#### Short problem:
Find the lines of data that contain the string "Weekly", then list them.

--- start of Information shown ---

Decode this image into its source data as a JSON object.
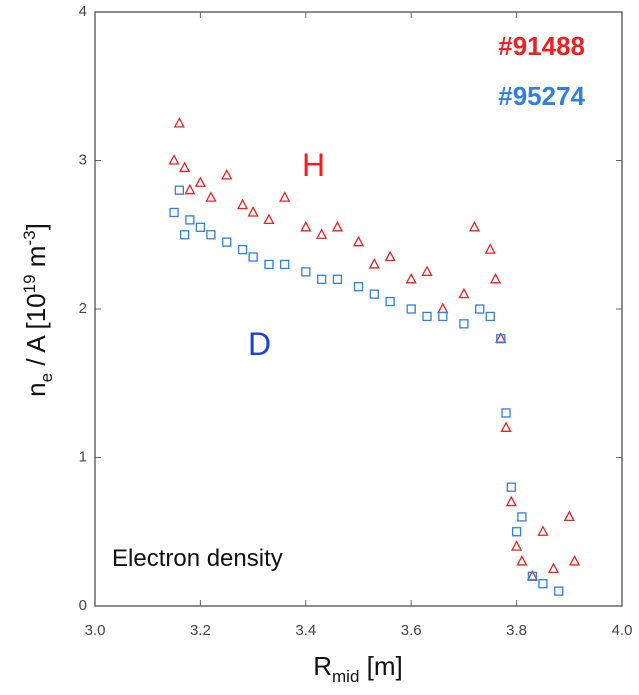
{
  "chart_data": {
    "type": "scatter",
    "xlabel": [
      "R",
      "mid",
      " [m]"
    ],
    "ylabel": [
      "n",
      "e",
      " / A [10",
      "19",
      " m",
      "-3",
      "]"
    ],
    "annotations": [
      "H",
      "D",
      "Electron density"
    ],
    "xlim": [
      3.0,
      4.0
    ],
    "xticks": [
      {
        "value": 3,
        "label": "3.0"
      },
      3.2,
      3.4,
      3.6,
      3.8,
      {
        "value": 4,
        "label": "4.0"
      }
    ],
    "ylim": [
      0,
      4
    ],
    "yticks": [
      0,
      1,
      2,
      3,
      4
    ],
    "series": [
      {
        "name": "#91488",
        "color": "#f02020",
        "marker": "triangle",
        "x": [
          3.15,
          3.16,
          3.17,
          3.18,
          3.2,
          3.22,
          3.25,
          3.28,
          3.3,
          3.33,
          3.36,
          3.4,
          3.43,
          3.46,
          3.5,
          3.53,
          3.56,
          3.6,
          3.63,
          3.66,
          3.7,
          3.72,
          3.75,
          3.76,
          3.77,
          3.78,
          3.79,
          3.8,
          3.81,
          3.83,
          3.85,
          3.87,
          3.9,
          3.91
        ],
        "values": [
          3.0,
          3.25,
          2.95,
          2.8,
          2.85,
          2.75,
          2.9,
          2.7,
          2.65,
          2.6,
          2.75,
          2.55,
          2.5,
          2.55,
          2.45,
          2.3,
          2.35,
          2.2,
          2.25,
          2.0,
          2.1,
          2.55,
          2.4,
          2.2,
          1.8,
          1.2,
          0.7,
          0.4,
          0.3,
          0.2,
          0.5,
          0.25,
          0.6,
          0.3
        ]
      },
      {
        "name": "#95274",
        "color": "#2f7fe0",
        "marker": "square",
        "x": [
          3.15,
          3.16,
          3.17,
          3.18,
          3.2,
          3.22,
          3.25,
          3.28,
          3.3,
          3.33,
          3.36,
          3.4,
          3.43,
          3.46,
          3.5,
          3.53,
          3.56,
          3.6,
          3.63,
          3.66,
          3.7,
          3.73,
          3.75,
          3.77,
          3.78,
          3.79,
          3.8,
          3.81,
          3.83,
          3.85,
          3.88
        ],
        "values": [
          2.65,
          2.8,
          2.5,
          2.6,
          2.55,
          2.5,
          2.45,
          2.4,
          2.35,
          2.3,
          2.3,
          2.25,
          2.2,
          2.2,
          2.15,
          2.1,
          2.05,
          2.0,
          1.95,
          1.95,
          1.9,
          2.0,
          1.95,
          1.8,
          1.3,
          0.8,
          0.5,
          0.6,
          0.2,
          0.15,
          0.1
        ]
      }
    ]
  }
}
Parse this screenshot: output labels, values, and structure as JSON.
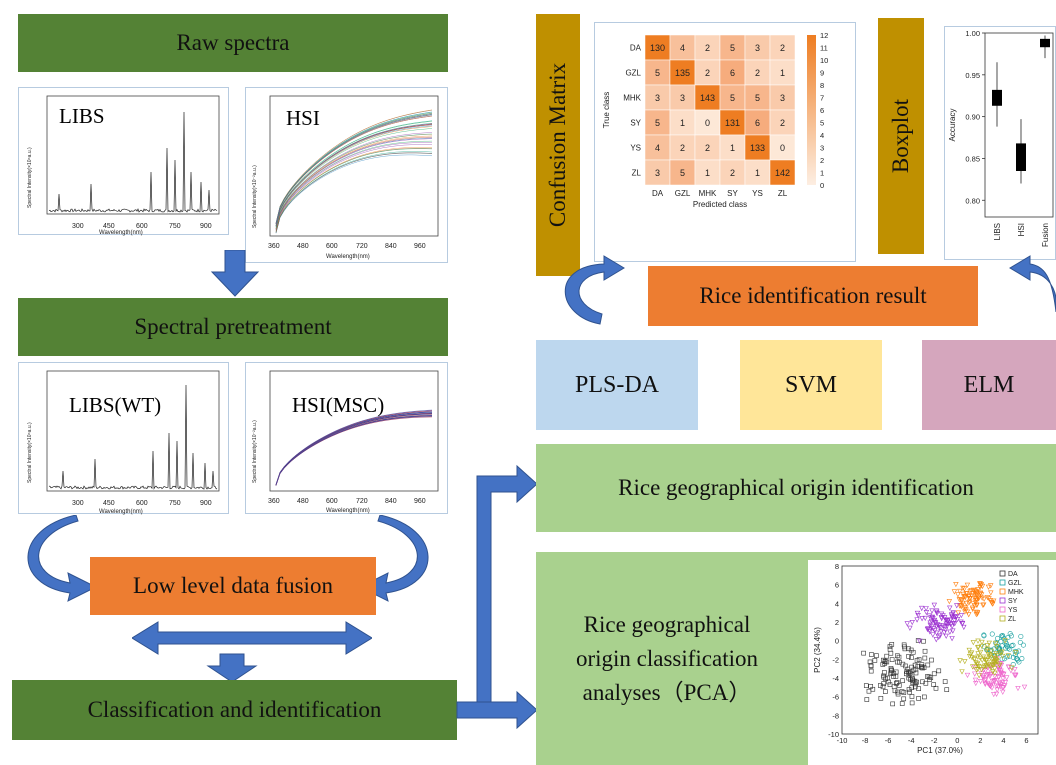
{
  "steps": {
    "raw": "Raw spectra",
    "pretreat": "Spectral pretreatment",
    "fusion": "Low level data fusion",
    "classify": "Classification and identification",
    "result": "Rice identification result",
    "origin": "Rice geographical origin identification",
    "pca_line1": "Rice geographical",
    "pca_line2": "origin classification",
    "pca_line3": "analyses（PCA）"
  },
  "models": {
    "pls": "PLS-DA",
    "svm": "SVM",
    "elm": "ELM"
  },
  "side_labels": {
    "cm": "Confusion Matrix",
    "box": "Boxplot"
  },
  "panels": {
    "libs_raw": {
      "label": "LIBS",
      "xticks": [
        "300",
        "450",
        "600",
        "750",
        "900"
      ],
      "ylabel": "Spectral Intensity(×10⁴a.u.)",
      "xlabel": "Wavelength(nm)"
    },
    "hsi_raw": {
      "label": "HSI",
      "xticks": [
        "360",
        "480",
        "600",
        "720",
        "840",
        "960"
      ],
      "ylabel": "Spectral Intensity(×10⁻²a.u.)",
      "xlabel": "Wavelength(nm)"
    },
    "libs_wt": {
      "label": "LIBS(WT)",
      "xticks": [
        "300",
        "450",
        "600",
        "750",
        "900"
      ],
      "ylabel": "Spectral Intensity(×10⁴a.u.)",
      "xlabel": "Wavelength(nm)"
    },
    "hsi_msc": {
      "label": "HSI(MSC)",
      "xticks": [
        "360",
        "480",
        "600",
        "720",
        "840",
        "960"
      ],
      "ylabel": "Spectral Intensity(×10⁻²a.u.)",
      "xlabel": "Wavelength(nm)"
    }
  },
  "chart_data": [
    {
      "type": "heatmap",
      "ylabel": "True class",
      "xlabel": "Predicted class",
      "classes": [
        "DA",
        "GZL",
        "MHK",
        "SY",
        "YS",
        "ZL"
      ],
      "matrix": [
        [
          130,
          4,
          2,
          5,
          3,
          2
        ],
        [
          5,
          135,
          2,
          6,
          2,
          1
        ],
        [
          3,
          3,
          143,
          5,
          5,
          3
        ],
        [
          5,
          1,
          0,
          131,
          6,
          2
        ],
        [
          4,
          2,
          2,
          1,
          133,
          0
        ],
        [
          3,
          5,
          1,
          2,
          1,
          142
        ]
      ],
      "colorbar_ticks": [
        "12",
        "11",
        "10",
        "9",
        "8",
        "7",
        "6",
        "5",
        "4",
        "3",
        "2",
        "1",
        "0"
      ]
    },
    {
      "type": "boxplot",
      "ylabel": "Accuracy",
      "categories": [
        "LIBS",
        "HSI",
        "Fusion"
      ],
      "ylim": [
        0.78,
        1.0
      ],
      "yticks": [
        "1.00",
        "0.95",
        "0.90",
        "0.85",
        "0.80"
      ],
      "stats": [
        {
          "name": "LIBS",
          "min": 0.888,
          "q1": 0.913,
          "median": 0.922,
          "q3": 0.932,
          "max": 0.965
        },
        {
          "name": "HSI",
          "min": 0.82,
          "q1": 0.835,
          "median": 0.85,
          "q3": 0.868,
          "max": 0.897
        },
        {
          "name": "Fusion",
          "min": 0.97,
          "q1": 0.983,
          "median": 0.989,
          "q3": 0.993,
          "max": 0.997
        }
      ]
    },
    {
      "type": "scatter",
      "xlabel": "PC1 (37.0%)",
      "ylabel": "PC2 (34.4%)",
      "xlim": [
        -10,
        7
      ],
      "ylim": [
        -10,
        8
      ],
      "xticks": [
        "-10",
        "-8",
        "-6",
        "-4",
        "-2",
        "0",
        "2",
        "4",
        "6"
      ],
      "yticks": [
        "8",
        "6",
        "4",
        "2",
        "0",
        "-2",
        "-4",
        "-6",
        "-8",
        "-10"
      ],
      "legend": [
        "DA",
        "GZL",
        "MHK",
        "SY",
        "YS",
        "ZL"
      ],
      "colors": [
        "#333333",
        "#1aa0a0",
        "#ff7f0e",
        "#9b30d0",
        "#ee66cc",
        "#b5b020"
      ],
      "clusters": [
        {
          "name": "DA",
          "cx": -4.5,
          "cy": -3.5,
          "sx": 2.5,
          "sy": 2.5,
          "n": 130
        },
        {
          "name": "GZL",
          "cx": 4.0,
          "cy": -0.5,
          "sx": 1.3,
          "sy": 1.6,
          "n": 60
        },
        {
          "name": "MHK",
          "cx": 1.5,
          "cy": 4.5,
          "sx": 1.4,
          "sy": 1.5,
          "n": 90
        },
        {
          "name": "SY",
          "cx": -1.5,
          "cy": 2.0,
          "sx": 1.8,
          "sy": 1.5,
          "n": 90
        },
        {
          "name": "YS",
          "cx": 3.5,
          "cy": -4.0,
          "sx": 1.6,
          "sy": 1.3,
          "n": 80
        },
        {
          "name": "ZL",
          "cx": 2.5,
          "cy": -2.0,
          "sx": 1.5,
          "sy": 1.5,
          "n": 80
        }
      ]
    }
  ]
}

--- end of Information shown ---
--- start of Information shown ---

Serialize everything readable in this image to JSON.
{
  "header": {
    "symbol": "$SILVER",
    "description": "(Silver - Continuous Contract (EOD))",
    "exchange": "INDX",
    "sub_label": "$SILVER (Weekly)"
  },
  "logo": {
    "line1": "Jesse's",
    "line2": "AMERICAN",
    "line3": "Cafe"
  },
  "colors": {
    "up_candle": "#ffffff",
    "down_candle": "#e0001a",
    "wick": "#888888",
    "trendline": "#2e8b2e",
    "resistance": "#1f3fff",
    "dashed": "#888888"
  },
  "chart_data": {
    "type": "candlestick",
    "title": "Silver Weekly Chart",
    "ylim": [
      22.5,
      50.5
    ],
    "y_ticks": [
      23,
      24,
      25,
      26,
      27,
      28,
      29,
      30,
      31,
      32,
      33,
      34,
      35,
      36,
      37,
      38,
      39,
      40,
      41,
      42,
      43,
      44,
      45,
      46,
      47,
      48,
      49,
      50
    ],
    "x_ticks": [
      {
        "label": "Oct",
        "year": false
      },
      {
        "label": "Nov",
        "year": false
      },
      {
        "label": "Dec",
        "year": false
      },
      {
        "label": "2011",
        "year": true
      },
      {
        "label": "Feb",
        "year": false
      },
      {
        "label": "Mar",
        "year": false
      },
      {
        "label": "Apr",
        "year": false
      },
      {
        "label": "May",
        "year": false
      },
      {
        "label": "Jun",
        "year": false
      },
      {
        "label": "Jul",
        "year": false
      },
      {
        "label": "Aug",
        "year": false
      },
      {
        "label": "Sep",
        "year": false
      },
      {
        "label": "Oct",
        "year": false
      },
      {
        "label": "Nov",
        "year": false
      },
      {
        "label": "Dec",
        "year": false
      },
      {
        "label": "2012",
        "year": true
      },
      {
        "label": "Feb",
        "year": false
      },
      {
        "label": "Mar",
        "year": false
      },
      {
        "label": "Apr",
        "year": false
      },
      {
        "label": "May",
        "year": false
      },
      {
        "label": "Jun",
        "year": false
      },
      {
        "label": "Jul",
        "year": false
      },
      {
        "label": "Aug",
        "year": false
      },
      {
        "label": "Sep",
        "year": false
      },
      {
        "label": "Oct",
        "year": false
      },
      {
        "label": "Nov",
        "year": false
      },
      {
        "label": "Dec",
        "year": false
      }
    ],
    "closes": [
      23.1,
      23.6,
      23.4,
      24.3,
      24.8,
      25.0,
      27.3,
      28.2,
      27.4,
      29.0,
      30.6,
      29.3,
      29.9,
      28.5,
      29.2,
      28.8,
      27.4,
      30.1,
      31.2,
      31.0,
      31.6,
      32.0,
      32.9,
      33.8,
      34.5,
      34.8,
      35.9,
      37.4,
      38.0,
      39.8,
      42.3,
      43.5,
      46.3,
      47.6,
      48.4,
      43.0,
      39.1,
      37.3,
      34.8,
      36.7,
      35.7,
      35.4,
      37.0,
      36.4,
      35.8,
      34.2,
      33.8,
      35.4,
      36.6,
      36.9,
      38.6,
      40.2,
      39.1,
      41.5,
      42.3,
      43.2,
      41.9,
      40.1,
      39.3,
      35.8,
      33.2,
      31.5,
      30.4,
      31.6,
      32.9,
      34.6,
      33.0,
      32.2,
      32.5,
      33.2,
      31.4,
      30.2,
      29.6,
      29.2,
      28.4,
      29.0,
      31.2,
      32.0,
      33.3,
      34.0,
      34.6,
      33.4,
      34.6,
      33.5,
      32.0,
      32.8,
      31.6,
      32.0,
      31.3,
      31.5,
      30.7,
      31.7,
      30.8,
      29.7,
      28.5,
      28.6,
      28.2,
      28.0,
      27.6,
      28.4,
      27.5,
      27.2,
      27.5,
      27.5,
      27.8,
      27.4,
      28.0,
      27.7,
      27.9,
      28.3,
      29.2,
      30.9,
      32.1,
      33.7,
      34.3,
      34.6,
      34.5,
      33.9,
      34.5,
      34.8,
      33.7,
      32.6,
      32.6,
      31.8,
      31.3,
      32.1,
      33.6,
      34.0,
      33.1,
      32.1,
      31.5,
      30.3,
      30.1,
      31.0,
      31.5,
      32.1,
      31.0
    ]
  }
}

--- end of Information shown ---
--- start of Information shown ---

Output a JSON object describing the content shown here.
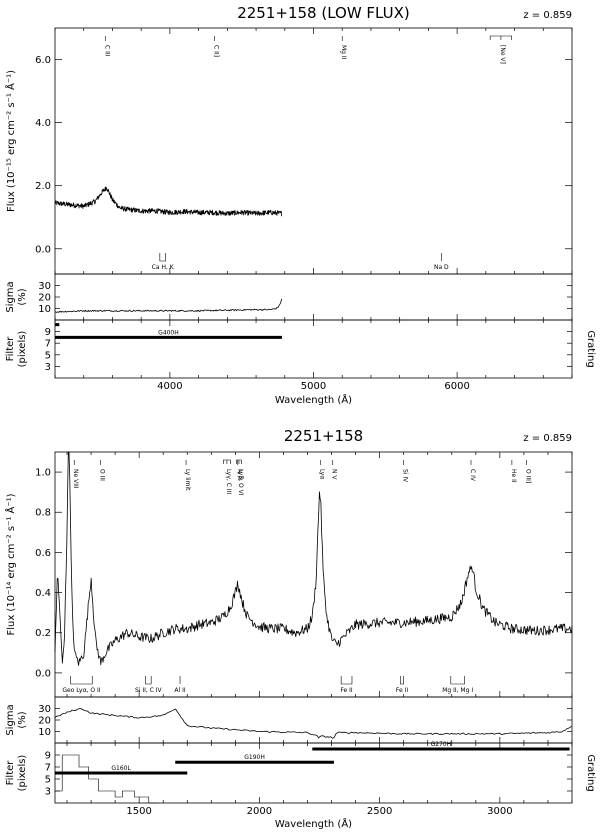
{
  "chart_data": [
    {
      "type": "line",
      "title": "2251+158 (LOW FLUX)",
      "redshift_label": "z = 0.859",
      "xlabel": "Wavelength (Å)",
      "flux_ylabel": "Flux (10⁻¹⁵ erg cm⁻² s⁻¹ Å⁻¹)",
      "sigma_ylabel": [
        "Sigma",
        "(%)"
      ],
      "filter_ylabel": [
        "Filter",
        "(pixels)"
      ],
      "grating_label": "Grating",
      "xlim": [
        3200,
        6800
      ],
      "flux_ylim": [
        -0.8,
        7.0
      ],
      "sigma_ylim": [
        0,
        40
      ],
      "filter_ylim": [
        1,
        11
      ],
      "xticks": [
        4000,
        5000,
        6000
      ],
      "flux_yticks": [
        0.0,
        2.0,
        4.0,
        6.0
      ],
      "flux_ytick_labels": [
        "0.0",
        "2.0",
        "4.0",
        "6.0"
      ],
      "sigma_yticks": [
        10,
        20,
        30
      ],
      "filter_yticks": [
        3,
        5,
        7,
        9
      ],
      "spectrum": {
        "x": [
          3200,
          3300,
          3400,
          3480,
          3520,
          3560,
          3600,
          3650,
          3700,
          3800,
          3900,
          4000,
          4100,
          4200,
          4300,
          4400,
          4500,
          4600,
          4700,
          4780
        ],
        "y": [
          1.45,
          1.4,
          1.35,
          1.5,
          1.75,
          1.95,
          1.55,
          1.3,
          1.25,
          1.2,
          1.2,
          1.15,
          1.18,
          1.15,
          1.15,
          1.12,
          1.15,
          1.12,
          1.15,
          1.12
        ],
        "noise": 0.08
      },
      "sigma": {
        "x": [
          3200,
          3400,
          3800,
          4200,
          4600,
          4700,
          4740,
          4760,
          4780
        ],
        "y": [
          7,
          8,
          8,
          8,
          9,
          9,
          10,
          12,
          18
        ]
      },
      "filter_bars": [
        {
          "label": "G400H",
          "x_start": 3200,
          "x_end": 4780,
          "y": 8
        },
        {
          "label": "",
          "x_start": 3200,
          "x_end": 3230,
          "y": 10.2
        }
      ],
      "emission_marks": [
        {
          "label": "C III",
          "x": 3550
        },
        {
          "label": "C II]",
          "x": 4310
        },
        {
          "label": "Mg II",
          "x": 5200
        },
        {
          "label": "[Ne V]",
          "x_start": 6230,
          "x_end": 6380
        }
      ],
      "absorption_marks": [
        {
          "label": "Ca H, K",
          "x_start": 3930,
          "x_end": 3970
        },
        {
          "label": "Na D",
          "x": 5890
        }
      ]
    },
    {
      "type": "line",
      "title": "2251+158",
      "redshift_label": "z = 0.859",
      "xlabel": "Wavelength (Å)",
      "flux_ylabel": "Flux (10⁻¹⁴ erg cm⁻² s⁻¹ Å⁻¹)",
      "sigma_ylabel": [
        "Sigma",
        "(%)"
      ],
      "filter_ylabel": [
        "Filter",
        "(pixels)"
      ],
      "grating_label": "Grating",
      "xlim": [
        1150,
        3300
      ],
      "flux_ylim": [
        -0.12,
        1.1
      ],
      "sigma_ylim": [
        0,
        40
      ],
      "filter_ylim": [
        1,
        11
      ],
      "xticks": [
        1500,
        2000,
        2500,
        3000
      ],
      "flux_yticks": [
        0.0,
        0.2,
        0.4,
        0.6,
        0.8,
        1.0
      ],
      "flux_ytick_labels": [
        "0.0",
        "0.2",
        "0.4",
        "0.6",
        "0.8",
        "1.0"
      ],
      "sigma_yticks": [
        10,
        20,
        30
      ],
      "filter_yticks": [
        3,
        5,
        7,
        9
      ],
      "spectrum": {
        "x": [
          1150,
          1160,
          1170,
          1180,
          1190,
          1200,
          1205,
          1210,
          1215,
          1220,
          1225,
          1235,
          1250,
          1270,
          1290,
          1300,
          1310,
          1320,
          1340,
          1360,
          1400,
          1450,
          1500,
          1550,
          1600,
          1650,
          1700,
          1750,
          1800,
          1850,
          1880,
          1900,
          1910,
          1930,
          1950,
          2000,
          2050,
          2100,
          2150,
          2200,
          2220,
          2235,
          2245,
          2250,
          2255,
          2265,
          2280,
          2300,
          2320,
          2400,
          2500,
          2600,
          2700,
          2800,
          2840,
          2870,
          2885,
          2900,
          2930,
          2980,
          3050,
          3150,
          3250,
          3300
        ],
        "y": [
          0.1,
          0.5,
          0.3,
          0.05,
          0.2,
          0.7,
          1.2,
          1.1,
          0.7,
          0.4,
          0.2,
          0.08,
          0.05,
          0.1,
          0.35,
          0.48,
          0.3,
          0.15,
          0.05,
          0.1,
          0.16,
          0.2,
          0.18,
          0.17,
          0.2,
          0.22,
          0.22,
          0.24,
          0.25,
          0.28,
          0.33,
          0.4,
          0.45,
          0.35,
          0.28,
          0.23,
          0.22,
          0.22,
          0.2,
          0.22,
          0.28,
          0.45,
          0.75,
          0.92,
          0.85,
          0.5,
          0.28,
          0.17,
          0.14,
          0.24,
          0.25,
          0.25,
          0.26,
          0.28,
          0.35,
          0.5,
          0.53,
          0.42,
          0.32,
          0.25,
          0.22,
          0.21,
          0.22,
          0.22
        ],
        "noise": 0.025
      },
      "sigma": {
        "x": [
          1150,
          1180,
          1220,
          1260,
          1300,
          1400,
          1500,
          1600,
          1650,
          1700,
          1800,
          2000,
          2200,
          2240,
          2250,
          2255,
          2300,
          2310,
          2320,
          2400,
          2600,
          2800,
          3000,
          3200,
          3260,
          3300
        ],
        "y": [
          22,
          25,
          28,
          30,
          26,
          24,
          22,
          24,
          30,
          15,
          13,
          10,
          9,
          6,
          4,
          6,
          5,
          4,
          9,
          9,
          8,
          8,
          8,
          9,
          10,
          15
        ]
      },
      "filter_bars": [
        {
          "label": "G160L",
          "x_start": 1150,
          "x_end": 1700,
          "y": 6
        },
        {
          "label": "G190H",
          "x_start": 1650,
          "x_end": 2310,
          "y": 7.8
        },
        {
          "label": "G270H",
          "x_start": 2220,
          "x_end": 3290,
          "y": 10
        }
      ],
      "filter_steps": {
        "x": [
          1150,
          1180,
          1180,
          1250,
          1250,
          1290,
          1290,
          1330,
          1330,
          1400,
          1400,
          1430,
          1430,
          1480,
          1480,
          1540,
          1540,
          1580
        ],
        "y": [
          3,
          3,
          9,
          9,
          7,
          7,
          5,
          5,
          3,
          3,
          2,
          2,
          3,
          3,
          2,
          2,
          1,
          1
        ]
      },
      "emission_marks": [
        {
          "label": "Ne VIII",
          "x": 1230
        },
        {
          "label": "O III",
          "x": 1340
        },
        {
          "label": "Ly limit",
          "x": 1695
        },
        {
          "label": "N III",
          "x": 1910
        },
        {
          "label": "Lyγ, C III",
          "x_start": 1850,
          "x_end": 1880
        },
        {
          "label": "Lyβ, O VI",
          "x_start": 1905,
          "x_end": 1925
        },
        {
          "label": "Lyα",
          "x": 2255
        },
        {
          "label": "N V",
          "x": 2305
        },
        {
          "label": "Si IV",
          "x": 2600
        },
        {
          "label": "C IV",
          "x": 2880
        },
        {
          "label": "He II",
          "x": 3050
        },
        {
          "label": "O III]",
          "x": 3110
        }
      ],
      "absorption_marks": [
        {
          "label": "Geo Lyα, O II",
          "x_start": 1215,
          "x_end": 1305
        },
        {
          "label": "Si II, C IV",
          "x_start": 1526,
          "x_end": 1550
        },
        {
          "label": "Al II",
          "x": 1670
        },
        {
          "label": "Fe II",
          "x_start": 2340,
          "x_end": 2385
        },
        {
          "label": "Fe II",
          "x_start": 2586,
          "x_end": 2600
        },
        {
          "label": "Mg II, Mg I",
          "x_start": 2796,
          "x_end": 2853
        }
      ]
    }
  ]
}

--- end of Information shown ---

#### Finished answer:
    "sub_label": "$SILVER (Weekly)"
    "title": "Silver Weekly Chart",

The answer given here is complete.